## Task goal
Every line below that includes "selected" counts toward the total. Report that total alone.

## Provided entries

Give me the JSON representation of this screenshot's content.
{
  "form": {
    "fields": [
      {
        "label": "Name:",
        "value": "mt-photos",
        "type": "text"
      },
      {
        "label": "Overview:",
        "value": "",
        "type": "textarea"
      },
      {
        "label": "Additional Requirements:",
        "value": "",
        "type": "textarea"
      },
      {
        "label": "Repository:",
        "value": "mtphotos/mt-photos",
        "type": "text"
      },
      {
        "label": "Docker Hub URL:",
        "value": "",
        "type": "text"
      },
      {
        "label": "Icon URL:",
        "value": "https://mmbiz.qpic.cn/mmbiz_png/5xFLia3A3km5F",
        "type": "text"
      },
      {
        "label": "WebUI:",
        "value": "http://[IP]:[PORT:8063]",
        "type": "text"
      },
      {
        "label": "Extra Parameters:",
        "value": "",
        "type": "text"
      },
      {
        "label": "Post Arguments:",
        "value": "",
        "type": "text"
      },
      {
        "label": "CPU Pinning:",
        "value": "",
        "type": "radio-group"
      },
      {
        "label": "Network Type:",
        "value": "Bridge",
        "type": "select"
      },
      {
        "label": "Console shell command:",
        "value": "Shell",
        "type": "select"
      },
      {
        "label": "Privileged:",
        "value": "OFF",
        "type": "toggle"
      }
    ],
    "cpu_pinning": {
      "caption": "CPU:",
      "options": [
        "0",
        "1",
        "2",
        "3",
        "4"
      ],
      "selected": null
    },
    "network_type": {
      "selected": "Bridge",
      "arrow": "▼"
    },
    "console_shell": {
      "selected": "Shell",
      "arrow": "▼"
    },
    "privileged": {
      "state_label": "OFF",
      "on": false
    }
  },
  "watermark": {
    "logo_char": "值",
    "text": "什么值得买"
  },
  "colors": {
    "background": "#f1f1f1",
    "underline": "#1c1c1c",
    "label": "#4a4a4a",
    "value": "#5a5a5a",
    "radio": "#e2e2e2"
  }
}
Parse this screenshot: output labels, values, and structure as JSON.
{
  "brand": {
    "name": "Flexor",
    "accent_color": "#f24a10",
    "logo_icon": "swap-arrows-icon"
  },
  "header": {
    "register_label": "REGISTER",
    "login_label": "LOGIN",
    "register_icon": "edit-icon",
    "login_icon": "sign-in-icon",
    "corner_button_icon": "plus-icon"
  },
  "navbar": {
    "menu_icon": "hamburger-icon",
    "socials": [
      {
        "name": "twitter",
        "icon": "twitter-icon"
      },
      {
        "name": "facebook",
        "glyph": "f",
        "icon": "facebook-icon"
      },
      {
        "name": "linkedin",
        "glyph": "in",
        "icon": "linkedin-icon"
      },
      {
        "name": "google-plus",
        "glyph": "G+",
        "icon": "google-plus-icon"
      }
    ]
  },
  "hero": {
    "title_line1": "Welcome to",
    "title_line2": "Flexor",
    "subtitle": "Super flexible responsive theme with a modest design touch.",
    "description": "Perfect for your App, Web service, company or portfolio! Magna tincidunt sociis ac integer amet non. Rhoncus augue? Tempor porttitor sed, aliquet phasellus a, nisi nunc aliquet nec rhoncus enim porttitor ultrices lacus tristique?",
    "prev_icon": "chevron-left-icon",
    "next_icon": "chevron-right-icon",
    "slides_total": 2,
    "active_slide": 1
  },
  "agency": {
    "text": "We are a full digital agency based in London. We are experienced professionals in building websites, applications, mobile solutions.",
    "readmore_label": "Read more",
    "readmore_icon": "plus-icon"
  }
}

## Answer to the problem
3